• [What is required]
Restate each of the lines below word for word and drop every picture.

★ ★ ★ ★ ★ ★ ★

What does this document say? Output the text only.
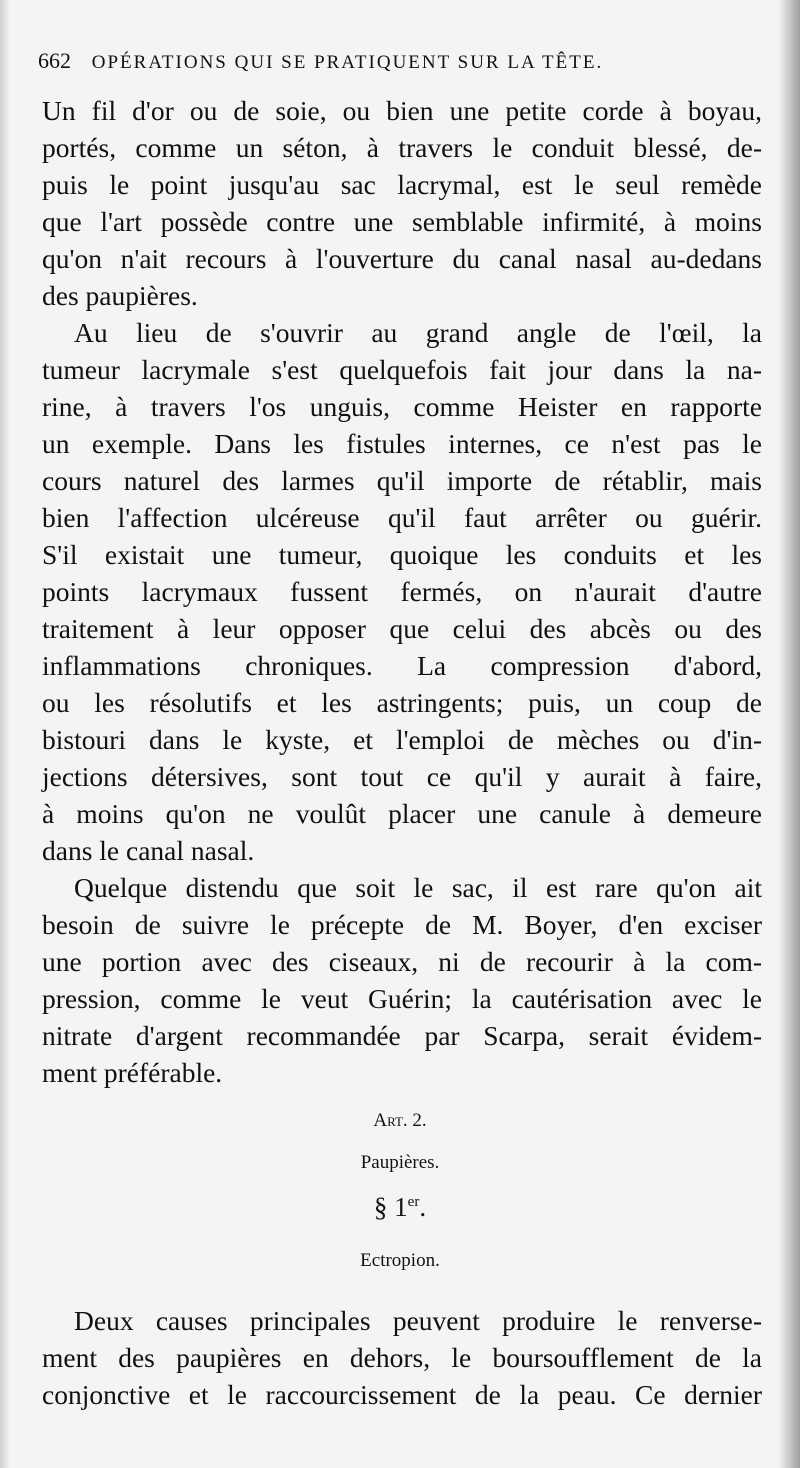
662 OPÉRATIONS QUI SE PRATIQUENT SUR LA TÊTE.
Un fil d'or ou de soie, ou bien une petite corde à boyau,
portés, comme un séton, à travers le conduit blessé, de-
puis le point jusqu'au sac lacrymal, est le seul remède
que l'art possède contre une semblable infirmité, à moins
qu'on n'ait recours à l'ouverture du canal nasal au-dedans
des paupières.
Au lieu de s'ouvrir au grand angle de l'œil, la
tumeur lacrymale s'est quelquefois fait jour dans la na-
rine, à travers l'os unguis, comme Heister en rapporte
un exemple. Dans les fistules internes, ce n'est pas le
cours naturel des larmes qu'il importe de rétablir, mais
bien l'affection ulcéreuse qu'il faut arrêter ou guérir.
S'il existait une tumeur, quoique les conduits et les
points lacrymaux fussent fermés, on n'aurait d'autre
traitement à leur opposer que celui des abcès ou des
inflammations chroniques. La compression d'abord,
ou les résolutifs et les astringents; puis, un coup de
bistouri dans le kyste, et l'emploi de mèches ou d'in-
jections détersives, sont tout ce qu'il y aurait à faire,
à moins qu'on ne voulût placer une canule à demeure
dans le canal nasal.
Quelque distendu que soit le sac, il est rare qu'on ait
besoin de suivre le précepte de M. Boyer, d'en exciser
une portion avec des ciseaux, ni de recourir à la com-
pression, comme le veut Guérin; la cautérisation avec le
nitrate d'argent recommandée par Scarpa, serait évidem-
ment préférable.
Art. 2.
Paupières.
§ 1er.
Ectropion.
Deux causes principales peuvent produire le renverse-
ment des paupières en dehors, le boursoufflement de la
conjonctive et le raccourcissement de la peau. Ce dernier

★ ★ ★ ★ ★ ★ ★

• [Finished answer]
What does this document say? Output the text only.
662 OPÉRATIONS QUI SE PRATIQUENT SUR LA TÊTE.
Un fil d'or ou de soie, ou bien une petite corde à boyau,
portés, comme un séton, à travers le conduit blessé, de-
puis le point jusqu'au sac lacrymal, est le seul remède
que l'art possède contre une semblable infirmité, à moins
qu'on n'ait recours à l'ouverture du canal nasal au-dedans
des paupières.
Au lieu de s'ouvrir au grand angle de l'œil, la
tumeur lacrymale s'est quelquefois fait jour dans la na-
rine, à travers l'os unguis, comme Heister en rapporte
un exemple. Dans les fistules internes, ce n'est pas le
cours naturel des larmes qu'il importe de rétablir, mais
bien l'affection ulcéreuse qu'il faut arrêter ou guérir.
S'il existait une tumeur, quoique les conduits et les
points lacrymaux fussent fermés, on n'aurait d'autre
traitement à leur opposer que celui des abcès ou des
inflammations chroniques. La compression d'abord,
ou les résolutifs et les astringents; puis, un coup de
bistouri dans le kyste, et l'emploi de mèches ou d'in-
jections détersives, sont tout ce qu'il y aurait à faire,
à moins qu'on ne voulût placer une canule à demeure
dans le canal nasal.
Quelque distendu que soit le sac, il est rare qu'on ait
besoin de suivre le précepte de M. Boyer, d'en exciser
une portion avec des ciseaux, ni de recourir à la com-
pression, comme le veut Guérin; la cautérisation avec le
nitrate d'argent recommandée par Scarpa, serait évidem-
ment préférable.
Art. 2.
Paupières.
§ 1er.
Ectropion.
Deux causes principales peuvent produire le renverse-
ment des paupières en dehors, le boursoufflement de la
conjonctive et le raccourcissement de la peau. Ce dernier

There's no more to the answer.